__STATED TASK__
Isolate every line in the records below with "wknd" in it.

__SOURCE RECORDS__
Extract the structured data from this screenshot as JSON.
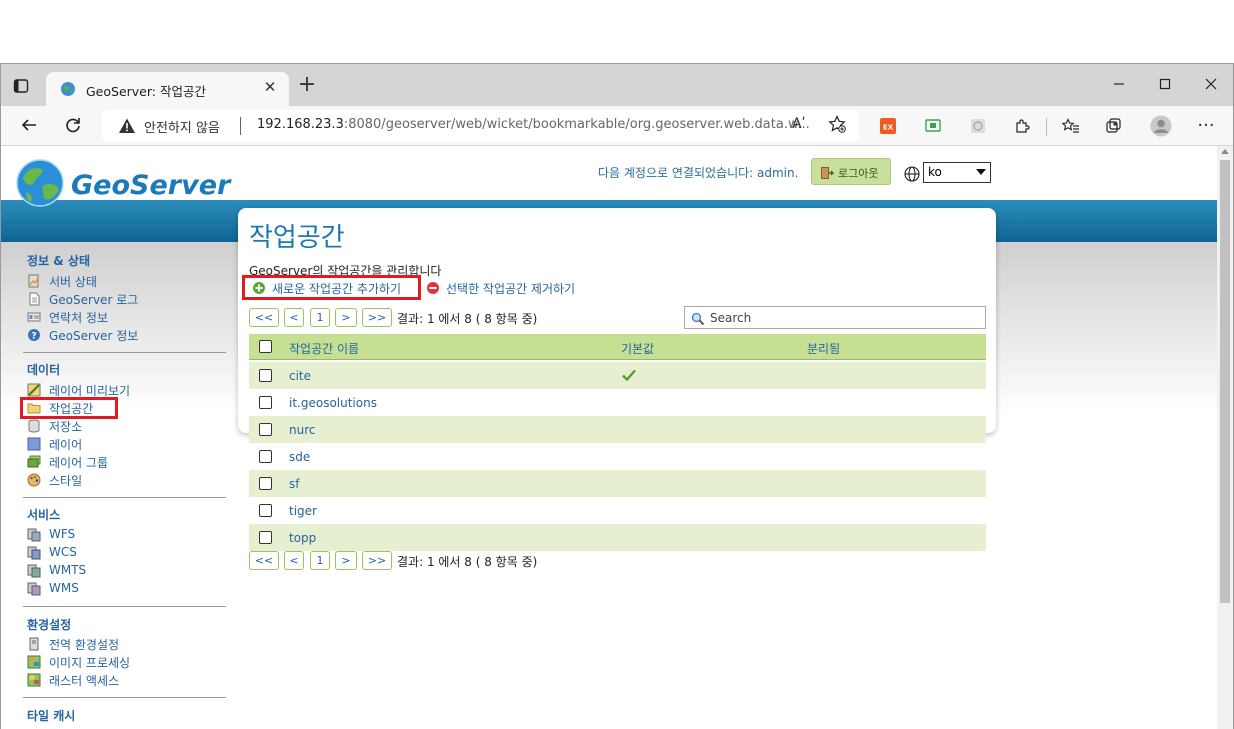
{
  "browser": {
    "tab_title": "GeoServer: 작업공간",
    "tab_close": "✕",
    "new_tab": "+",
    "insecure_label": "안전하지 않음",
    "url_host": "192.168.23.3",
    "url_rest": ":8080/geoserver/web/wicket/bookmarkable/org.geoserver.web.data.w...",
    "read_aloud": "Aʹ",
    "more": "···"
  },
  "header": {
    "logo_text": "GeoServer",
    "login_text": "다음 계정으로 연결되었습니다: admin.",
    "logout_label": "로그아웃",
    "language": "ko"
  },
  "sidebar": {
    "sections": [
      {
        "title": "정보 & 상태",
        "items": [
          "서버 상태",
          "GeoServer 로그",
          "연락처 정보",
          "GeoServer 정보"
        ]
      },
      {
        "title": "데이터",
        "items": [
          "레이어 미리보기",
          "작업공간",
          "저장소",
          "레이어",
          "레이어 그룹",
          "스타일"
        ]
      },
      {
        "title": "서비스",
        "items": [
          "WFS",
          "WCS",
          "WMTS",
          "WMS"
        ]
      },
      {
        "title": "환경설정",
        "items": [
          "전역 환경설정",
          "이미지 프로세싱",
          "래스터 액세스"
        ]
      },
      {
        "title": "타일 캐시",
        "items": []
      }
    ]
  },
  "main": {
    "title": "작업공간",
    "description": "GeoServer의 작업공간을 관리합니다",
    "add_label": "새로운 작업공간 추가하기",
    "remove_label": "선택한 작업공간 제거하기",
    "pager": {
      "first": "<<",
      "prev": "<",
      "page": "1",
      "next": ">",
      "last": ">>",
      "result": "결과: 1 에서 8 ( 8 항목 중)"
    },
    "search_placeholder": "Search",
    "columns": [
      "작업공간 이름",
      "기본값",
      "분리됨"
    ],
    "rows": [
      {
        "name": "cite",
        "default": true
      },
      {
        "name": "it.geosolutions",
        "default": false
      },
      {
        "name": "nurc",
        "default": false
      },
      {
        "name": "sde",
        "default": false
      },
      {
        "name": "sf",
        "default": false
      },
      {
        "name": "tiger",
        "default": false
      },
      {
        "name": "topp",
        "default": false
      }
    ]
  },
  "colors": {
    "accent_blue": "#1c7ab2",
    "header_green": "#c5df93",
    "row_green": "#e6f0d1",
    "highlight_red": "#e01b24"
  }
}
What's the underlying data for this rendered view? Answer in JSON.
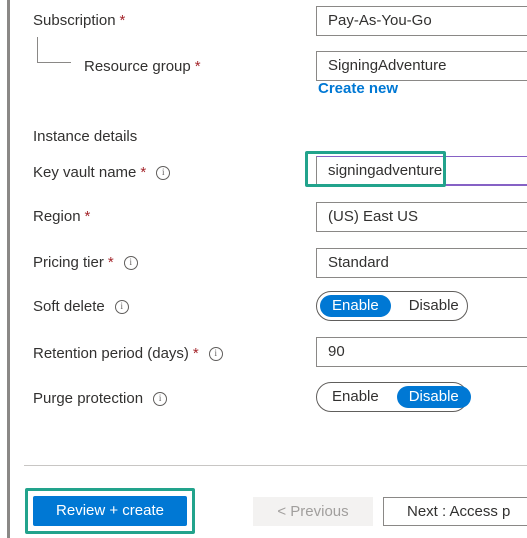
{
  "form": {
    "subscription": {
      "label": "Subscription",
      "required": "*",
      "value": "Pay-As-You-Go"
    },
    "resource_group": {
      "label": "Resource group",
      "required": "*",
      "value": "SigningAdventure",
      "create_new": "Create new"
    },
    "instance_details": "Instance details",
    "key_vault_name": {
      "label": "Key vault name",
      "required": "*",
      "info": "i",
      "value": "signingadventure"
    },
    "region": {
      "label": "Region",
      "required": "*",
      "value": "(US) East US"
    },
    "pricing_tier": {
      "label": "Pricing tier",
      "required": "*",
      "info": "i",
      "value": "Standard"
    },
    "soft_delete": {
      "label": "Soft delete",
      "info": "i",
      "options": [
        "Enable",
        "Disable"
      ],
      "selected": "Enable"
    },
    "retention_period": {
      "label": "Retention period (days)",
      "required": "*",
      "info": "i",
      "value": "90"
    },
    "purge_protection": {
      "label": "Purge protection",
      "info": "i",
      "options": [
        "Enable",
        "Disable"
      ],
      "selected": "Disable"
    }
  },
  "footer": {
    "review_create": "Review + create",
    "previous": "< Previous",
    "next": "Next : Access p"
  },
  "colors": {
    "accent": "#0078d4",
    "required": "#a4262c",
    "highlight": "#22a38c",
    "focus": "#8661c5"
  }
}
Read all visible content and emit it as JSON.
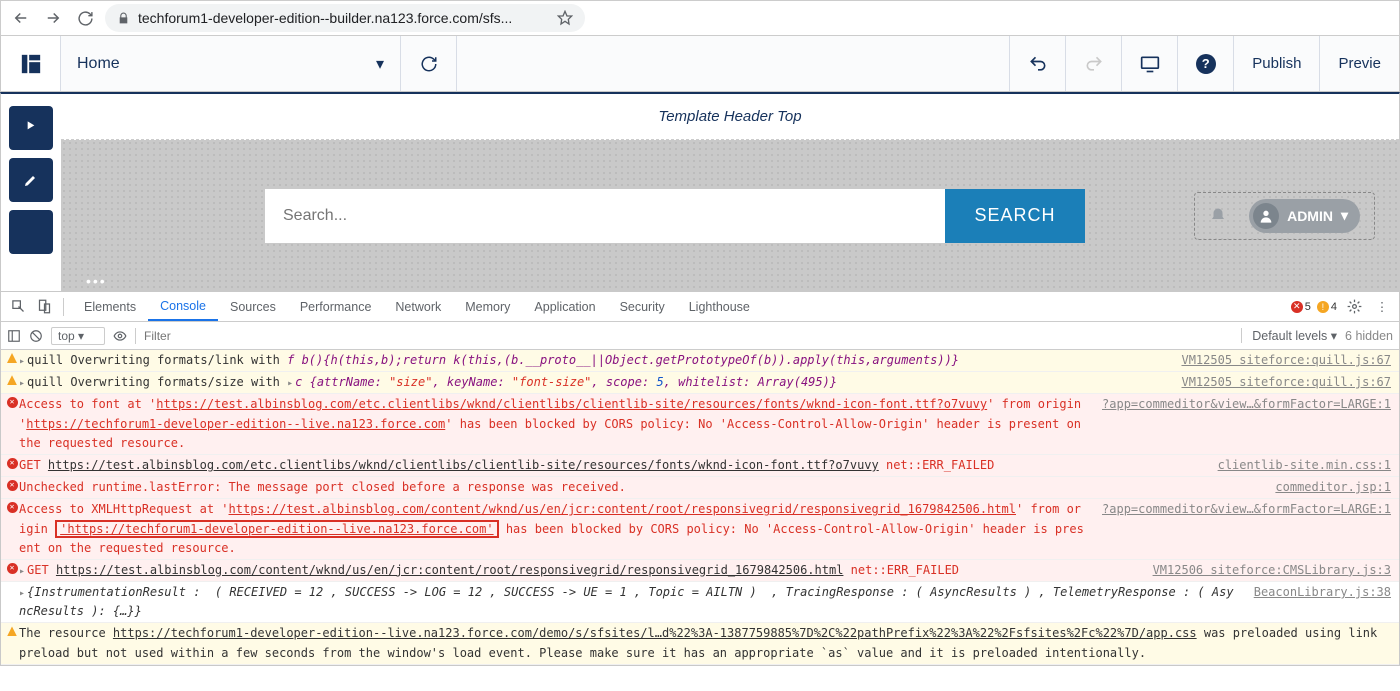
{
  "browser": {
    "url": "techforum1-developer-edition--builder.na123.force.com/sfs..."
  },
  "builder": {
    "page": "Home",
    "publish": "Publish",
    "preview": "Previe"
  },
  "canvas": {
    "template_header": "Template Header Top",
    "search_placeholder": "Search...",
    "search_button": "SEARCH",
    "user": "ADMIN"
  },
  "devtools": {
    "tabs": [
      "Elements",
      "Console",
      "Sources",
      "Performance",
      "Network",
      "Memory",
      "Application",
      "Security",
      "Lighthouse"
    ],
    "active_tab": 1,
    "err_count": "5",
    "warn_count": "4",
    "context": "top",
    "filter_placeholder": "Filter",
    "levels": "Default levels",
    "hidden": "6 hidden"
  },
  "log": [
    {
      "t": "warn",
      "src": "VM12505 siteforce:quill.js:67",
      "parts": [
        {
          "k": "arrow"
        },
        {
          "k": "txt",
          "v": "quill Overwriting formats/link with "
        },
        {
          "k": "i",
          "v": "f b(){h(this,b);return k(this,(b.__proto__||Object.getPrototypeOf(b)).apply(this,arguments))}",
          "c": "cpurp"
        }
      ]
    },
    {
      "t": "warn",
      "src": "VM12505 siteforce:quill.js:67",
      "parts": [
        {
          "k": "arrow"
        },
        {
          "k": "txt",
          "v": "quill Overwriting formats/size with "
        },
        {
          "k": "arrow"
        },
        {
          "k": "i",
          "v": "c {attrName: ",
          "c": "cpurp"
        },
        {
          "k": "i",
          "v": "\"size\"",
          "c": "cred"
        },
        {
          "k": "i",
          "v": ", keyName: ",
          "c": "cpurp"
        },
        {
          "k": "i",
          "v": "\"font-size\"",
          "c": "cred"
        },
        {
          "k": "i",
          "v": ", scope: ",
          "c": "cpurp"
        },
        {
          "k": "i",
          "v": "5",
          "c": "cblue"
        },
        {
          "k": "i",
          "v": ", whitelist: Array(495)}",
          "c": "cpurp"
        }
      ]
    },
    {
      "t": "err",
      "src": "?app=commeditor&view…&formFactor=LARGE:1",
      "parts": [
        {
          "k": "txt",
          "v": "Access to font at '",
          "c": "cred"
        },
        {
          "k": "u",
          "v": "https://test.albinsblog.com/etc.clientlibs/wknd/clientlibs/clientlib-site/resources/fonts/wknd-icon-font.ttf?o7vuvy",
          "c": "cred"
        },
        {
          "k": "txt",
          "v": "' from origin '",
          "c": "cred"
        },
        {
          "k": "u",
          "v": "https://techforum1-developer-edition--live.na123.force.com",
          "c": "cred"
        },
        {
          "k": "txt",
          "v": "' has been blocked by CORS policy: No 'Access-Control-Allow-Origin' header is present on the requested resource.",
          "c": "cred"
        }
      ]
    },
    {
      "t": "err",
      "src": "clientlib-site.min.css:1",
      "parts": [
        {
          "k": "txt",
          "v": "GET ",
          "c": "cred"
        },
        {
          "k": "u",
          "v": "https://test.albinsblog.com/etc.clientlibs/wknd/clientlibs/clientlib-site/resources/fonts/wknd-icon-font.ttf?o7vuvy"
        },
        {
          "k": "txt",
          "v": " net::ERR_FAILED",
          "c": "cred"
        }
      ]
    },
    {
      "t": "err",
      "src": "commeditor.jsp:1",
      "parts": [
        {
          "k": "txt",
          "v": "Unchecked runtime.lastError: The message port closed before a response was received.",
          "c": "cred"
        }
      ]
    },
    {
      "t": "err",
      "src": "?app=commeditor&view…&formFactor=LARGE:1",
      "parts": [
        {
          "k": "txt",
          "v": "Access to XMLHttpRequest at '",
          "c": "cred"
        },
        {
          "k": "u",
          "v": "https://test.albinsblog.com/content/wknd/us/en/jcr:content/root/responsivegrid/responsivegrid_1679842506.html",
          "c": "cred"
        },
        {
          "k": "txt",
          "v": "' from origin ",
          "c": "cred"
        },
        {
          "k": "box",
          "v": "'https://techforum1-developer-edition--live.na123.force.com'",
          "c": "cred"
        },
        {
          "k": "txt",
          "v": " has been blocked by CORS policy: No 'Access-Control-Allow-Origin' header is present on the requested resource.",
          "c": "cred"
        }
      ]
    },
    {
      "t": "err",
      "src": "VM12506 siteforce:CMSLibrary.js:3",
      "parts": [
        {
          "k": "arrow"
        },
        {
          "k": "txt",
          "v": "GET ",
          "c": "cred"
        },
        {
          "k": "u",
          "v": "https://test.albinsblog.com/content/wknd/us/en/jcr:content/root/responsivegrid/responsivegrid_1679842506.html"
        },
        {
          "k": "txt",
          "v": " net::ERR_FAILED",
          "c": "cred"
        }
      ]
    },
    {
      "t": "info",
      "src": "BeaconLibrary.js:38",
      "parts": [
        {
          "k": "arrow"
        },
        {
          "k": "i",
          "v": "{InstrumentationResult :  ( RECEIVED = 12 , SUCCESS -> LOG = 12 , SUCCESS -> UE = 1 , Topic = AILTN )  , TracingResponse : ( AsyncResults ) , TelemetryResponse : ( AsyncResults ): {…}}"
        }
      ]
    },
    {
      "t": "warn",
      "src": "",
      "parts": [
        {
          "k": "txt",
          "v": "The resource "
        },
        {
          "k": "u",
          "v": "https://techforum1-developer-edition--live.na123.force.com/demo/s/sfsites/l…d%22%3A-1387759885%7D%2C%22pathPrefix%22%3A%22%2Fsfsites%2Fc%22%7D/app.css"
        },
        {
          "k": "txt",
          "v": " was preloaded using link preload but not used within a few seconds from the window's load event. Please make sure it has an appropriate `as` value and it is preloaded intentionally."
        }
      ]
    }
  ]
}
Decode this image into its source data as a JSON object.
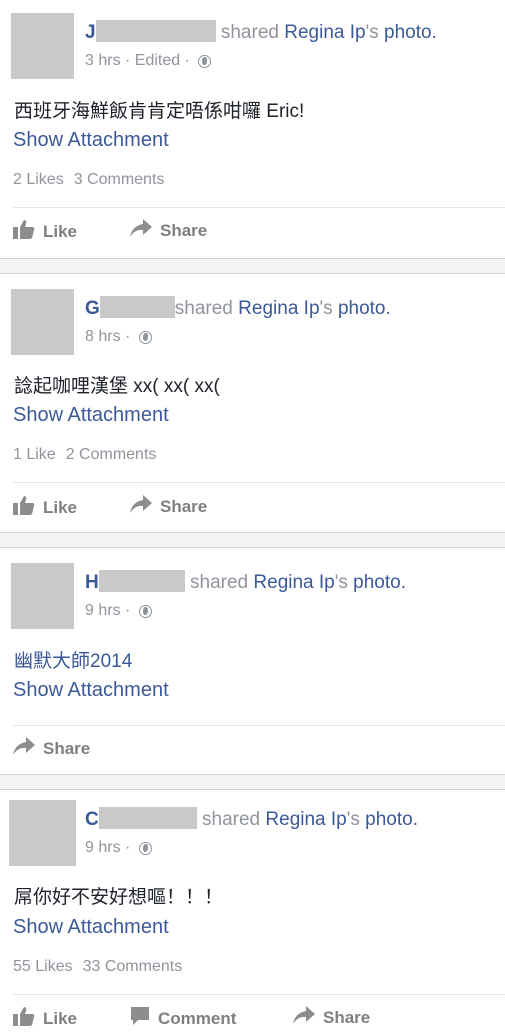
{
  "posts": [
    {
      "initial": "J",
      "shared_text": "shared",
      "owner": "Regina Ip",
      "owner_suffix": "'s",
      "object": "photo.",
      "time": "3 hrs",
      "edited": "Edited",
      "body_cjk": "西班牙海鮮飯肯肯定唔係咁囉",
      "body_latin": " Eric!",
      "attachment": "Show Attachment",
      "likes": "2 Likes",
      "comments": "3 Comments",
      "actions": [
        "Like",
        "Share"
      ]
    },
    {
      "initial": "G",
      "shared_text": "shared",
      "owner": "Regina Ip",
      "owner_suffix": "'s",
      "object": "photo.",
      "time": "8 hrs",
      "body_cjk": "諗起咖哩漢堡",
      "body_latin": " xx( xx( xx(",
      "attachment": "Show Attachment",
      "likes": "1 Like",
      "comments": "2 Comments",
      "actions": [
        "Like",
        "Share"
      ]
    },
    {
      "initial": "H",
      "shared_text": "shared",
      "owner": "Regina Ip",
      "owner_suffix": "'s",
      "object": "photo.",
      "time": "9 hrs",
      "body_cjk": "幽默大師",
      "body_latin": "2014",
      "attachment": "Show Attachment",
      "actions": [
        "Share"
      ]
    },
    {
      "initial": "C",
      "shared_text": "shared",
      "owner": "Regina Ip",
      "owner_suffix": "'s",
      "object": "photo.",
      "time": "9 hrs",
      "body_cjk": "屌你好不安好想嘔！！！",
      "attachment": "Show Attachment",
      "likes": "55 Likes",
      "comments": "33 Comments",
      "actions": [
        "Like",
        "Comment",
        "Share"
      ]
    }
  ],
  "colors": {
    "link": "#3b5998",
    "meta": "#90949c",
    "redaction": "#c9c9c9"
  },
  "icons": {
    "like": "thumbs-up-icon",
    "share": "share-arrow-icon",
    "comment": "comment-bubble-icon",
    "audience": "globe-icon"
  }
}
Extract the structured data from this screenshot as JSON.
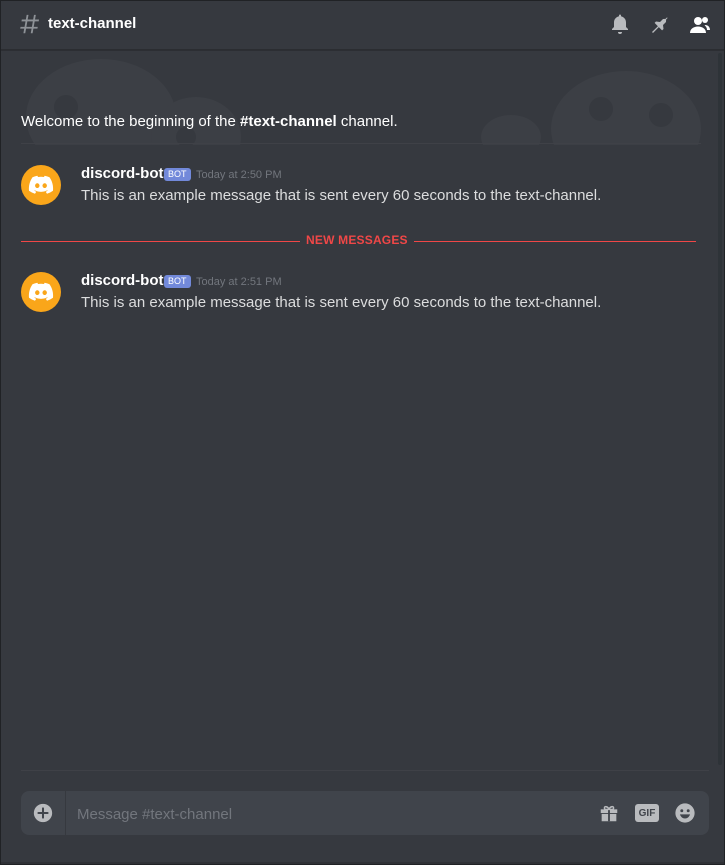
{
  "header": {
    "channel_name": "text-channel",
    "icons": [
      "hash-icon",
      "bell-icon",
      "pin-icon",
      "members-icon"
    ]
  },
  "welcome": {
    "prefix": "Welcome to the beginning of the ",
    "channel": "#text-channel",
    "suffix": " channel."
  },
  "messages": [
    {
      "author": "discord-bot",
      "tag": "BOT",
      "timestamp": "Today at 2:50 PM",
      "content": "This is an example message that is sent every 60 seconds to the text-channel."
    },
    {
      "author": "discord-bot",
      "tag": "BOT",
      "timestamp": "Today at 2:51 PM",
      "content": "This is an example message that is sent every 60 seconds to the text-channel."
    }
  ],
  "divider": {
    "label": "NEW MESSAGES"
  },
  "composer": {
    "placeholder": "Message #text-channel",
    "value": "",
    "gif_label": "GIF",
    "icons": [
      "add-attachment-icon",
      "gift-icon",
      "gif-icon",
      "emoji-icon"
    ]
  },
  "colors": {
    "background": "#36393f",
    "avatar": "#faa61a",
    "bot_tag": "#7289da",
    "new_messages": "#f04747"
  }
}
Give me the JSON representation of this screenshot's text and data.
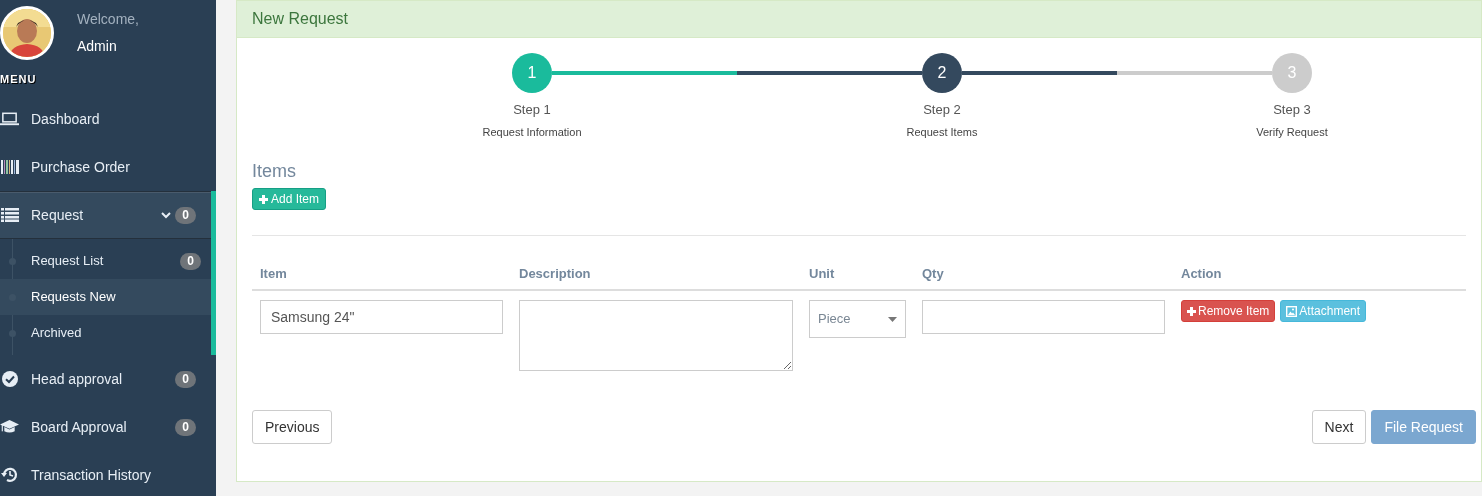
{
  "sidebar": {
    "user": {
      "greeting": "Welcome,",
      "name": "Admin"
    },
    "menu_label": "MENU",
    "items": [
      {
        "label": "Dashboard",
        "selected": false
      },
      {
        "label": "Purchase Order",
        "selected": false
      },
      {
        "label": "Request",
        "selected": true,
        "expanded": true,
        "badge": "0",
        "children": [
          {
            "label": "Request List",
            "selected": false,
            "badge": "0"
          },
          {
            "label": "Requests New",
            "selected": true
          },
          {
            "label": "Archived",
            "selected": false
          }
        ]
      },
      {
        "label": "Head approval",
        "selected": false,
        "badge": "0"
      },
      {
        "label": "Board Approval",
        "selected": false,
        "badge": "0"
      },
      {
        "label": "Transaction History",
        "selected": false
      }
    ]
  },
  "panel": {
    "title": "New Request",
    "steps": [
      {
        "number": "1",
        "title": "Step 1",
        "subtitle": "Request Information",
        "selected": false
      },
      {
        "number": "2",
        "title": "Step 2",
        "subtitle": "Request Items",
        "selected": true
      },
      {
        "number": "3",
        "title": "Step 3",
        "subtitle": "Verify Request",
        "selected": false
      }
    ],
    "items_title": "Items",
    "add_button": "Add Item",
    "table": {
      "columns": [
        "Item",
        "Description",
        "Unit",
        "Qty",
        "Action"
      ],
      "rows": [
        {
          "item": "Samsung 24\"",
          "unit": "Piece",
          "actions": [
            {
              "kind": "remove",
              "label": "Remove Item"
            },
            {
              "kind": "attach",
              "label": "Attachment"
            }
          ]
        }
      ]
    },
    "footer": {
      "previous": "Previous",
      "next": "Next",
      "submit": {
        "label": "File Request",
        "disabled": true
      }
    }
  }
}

__WRITTEN REPLY__
          "v": "https://test.albinsblog.com/etc.clientlibs/wknd/clientlibs/clientlib-site/resources/fonts/wknd-icon-font.ttf?o7vuvy",
          "v": "https://test.albinsblog.com/etc.clientlibs/wknd/clientlibs/clientlib-site/resources/fonts/wknd-icon-font.ttf?o7vuvy"
          "v": "https://test.albinsblog.com/content/wknd/us/en/jcr:content/root/responsivegrid/responsivegrid_1679842506.html",
          "v": "https://test.albinsblog.com/content/wknd/us/en/jcr:content/root/responsivegrid/responsivegrid_1679842506.html"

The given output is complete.